▶ **DIRECTIONS FOR THIS TASK**:
Return, without any change, the lines of the material from the line with "I need the location" up to and including the line with "button[interactable]: Yes [0, 120, 270, 207]".
— start RECORDS FOR PROCESSING —
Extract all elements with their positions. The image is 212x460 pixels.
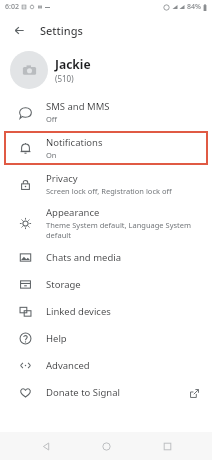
— end RECORDS FOR PROCESSING —
— start RECORDS FOR PROCESSING —
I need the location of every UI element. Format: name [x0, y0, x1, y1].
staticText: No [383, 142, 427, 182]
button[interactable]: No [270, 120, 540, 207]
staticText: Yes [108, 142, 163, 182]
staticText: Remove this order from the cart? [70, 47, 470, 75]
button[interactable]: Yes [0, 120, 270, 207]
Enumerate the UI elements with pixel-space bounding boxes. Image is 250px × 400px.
— end RECORDS FOR PROCESSING —
— start RECORDS FOR PROCESSING —
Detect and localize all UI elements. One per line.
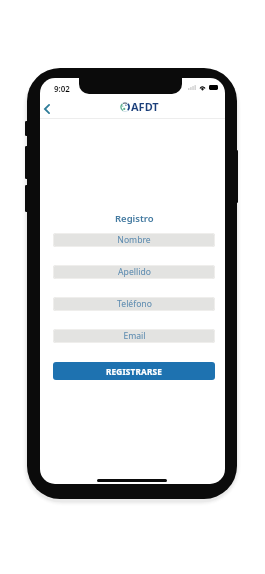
— end RECORDS FOR PROCESSING —
▶ **EXPECTED ANSWER**:
I need the location of every UI element. Format: name [x0, y0, x1, y1].
staticText: No [383, 142, 427, 182]
button[interactable]: No [270, 120, 540, 207]
staticText: Yes [108, 142, 163, 182]
staticText: Remove this order from the cart? [70, 47, 470, 75]
button[interactable]: Yes [0, 120, 270, 207]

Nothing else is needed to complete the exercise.